(Saved entries)
_ _ _
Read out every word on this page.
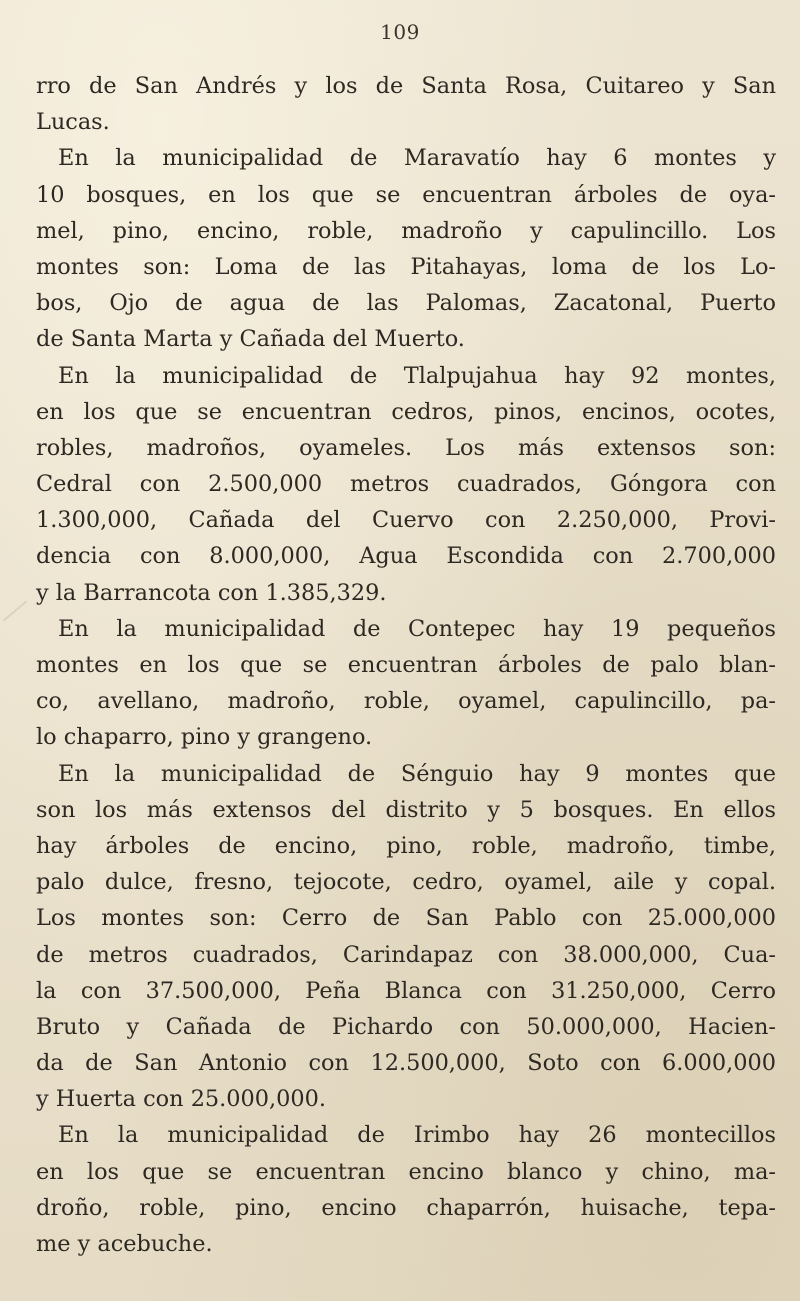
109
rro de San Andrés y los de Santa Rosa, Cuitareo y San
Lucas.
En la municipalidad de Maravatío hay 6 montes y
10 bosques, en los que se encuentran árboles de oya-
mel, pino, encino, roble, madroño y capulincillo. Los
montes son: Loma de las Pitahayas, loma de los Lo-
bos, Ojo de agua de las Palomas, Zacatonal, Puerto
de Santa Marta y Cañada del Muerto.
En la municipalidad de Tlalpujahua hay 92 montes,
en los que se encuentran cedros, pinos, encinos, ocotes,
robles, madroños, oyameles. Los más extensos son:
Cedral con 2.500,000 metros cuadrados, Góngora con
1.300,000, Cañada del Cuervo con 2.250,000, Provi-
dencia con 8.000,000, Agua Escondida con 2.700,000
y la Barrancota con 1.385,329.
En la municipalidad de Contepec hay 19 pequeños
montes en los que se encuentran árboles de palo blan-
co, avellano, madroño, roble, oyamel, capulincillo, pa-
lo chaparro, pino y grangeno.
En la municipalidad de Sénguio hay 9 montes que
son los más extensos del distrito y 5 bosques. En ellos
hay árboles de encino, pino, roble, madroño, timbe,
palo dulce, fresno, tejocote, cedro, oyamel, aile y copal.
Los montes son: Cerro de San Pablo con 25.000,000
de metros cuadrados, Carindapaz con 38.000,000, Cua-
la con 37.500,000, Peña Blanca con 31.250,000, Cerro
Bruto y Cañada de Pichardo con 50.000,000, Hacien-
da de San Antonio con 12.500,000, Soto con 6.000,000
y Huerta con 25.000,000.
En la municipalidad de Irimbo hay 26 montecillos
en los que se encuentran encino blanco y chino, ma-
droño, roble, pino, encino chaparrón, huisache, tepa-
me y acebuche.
_ _ _
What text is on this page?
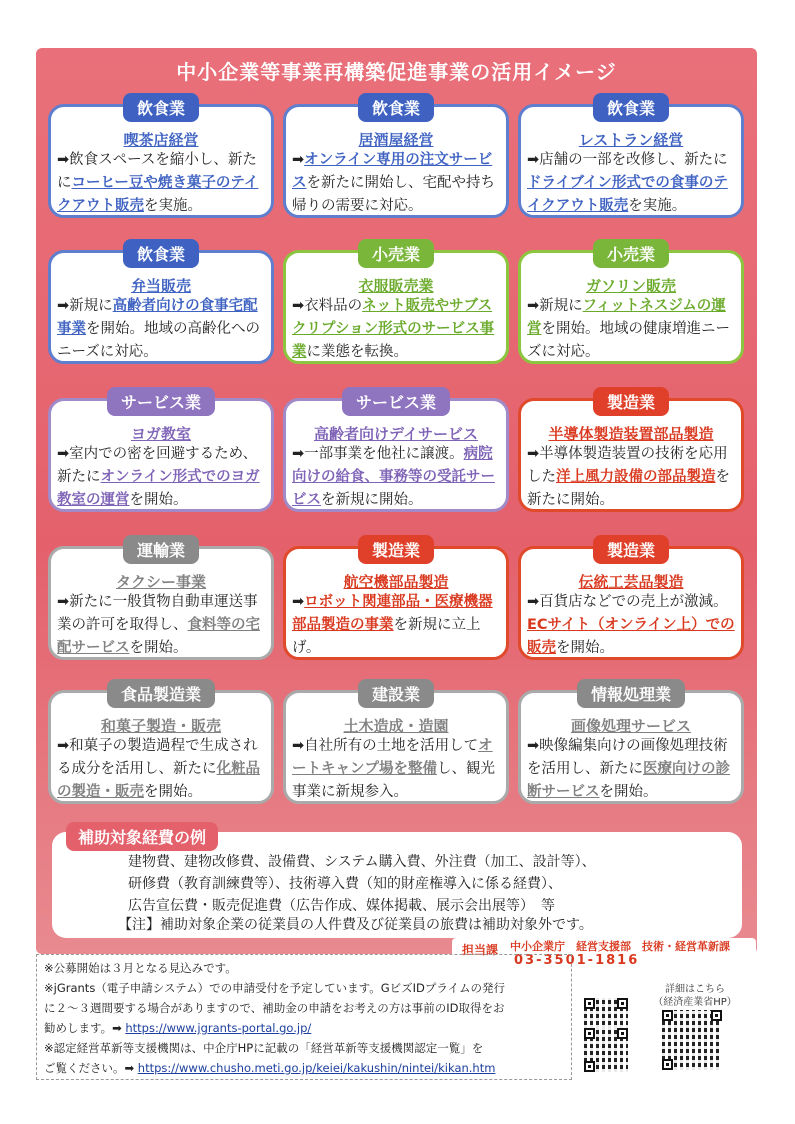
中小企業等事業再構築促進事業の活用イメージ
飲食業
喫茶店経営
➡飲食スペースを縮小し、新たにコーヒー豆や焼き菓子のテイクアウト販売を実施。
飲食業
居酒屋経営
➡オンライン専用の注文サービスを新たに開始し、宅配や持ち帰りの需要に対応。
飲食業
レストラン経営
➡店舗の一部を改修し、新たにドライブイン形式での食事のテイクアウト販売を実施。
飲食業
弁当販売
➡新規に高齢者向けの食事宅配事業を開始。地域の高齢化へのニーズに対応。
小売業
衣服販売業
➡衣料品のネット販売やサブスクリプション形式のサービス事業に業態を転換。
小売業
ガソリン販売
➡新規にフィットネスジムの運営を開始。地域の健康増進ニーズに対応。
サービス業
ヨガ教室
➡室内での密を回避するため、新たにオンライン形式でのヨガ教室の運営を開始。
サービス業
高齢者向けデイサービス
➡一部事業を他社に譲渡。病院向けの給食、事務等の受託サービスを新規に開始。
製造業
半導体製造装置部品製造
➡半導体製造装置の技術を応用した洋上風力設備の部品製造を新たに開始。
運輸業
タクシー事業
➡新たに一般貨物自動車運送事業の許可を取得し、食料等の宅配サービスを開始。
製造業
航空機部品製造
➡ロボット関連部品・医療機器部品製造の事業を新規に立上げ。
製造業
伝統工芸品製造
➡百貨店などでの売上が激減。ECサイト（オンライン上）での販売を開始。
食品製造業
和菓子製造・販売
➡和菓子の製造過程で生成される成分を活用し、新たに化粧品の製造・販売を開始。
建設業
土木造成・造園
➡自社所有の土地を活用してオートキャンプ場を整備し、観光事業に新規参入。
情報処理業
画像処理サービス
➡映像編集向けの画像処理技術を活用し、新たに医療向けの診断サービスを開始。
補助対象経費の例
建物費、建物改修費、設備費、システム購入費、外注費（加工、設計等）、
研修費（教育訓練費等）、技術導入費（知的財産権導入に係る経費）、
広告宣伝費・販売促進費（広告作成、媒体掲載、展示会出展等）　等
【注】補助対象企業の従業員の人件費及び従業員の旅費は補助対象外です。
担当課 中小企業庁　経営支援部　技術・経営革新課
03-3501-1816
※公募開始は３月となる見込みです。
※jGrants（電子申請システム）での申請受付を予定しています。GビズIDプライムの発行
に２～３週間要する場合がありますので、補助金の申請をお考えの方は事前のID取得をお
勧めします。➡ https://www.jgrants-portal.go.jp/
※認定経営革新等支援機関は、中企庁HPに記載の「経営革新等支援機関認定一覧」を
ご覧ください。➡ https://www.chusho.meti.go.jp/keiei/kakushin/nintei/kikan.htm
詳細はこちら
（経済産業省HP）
_ _ _
What you are asked to do: Work out how many lines above have the string "Santa" in them, and give only the number.

Output for this task: 2